What this task involves:
Identify the lines that contain the string "caption" and copy all of them.

= = = = =

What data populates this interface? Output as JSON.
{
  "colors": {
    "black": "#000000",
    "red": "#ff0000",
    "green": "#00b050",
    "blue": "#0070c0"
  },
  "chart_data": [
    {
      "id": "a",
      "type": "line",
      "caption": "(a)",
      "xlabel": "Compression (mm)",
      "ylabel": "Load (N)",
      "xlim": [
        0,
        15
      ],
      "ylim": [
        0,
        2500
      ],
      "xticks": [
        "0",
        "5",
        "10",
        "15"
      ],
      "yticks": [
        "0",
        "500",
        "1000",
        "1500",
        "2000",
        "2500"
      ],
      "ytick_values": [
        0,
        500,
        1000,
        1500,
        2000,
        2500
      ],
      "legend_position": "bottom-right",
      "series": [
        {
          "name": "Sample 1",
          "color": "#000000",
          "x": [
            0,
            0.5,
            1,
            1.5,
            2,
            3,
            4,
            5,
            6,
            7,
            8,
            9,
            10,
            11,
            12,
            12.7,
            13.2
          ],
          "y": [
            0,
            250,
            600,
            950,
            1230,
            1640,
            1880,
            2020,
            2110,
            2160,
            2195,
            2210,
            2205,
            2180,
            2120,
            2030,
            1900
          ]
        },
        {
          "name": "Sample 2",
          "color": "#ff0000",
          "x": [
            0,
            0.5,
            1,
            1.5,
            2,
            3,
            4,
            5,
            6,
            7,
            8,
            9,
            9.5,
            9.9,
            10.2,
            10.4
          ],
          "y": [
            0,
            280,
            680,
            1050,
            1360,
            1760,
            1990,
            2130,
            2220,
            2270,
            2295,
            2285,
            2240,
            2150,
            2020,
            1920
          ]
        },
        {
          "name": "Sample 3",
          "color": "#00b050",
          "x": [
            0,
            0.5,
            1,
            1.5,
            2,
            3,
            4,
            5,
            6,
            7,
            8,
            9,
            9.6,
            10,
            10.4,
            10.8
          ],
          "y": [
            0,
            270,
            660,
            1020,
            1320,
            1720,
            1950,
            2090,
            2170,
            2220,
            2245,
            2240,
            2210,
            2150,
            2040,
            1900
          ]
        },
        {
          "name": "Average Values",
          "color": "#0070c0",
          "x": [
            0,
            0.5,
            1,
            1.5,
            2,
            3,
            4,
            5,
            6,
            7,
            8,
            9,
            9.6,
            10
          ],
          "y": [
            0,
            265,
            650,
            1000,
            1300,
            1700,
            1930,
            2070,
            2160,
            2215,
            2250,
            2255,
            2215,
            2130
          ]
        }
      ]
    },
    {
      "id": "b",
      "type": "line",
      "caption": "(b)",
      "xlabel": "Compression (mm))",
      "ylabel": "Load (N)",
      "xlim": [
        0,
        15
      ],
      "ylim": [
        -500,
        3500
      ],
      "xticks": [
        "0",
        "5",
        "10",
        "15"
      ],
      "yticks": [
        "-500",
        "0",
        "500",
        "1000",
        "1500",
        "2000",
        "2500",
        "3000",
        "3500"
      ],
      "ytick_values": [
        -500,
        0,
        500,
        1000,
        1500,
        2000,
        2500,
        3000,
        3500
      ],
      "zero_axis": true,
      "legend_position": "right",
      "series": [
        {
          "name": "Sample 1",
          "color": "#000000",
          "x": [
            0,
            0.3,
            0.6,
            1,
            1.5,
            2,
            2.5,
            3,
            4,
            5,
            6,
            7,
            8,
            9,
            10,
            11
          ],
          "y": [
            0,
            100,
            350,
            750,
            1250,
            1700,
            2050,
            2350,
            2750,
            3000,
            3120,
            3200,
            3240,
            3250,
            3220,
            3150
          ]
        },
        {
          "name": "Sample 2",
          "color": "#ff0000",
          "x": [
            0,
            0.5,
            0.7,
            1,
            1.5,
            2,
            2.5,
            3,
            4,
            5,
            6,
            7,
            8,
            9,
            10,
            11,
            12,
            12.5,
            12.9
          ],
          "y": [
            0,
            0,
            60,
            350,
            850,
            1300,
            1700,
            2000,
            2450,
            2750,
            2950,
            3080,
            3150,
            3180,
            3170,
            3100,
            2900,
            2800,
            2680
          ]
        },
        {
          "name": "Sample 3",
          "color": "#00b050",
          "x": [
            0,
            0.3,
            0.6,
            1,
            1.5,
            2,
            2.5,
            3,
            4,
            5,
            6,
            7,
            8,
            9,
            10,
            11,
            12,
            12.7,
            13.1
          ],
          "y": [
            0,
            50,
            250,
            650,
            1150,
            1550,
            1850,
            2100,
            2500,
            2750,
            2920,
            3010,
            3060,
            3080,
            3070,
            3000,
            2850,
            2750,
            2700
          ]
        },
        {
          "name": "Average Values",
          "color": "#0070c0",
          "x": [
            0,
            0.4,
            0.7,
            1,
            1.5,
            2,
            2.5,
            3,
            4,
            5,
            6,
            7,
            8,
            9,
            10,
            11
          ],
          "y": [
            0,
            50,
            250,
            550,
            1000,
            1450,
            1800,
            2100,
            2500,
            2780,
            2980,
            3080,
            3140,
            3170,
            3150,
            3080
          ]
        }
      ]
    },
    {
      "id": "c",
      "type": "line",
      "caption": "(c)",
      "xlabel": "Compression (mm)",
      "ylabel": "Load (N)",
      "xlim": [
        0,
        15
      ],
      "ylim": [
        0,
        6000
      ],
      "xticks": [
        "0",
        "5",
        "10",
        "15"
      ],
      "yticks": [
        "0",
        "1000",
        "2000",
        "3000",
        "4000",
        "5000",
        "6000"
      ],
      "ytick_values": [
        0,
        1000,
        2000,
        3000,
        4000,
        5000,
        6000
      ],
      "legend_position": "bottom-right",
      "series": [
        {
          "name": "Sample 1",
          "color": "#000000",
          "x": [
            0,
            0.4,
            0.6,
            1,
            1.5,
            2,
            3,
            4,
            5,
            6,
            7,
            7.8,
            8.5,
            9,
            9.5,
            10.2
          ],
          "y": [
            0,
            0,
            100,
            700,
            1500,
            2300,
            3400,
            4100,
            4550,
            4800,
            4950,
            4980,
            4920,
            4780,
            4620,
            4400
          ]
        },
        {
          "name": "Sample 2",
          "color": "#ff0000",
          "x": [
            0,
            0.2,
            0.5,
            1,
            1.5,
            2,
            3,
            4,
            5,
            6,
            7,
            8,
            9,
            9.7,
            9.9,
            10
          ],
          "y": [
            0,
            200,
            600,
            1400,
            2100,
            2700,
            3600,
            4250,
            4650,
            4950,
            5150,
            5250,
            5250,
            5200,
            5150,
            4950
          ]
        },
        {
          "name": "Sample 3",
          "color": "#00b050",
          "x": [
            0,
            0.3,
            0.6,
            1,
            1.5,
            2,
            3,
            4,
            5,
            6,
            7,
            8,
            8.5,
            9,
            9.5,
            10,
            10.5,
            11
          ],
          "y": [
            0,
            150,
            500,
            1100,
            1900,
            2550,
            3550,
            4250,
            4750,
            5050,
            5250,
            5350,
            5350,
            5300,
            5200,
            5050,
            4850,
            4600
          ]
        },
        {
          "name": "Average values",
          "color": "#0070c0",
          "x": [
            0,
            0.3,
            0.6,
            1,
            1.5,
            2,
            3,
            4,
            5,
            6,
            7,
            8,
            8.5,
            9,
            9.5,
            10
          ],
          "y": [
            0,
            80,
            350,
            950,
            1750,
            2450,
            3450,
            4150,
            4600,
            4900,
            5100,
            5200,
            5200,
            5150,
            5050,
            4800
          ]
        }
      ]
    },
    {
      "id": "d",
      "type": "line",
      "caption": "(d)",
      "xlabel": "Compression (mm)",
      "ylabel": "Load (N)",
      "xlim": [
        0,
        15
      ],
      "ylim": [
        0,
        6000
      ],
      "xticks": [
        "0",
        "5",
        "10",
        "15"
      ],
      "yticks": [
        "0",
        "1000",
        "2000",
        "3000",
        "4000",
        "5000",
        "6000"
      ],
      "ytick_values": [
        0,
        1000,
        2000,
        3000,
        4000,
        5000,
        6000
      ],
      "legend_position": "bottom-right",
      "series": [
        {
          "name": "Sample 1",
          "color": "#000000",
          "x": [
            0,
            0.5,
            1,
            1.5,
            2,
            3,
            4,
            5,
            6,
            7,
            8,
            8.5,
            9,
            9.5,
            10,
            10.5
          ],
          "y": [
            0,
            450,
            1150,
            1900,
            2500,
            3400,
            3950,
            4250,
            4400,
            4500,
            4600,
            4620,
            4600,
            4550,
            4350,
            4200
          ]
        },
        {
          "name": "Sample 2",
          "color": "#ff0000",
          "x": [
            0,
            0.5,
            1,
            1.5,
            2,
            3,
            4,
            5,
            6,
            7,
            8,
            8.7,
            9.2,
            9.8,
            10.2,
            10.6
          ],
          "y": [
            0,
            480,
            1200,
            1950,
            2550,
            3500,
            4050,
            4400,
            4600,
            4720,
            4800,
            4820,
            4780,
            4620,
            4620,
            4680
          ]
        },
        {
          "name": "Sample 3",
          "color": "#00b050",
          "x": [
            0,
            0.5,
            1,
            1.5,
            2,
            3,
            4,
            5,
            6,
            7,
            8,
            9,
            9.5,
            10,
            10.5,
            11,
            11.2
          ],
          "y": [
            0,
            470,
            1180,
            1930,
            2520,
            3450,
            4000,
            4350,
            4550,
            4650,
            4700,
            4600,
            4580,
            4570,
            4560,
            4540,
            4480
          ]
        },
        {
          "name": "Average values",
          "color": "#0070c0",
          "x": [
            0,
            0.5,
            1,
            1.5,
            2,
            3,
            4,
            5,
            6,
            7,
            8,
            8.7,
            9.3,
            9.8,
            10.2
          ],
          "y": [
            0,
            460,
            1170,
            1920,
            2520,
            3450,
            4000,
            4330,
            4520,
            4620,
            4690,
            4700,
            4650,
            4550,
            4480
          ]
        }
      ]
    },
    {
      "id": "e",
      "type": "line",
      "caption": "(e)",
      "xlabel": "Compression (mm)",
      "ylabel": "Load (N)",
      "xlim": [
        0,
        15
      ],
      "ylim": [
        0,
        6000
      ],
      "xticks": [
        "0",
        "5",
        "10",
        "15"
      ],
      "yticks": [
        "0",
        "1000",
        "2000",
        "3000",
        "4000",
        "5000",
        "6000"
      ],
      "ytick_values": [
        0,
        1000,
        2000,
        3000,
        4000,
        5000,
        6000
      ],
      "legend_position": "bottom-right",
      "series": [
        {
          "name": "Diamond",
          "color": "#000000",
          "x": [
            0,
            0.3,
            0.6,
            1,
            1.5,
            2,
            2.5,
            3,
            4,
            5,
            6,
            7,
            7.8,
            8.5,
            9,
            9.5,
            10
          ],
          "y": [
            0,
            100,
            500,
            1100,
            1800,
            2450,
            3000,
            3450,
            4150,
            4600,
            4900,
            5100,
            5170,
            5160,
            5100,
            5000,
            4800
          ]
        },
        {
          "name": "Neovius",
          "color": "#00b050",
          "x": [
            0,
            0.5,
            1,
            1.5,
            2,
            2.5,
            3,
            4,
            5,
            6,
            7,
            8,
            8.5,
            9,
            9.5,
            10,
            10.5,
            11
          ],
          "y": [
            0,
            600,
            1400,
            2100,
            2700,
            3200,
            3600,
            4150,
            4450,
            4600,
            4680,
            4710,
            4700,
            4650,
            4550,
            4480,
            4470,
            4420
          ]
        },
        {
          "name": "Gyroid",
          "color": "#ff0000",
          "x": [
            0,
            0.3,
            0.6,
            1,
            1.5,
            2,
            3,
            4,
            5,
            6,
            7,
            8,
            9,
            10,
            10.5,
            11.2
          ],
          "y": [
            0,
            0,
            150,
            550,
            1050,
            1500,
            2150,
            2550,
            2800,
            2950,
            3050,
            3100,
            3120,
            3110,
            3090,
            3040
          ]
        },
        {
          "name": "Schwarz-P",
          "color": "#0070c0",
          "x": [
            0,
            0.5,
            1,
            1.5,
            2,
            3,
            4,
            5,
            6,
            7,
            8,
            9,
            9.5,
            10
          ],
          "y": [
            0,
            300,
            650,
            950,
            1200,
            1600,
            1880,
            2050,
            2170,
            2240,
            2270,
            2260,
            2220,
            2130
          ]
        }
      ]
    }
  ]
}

= = = = =

Solution to this problem:
      "caption": "(a)",
      "caption": "(b)",
      "caption": "(c)",
      "caption": "(d)",
      "caption": "(e)",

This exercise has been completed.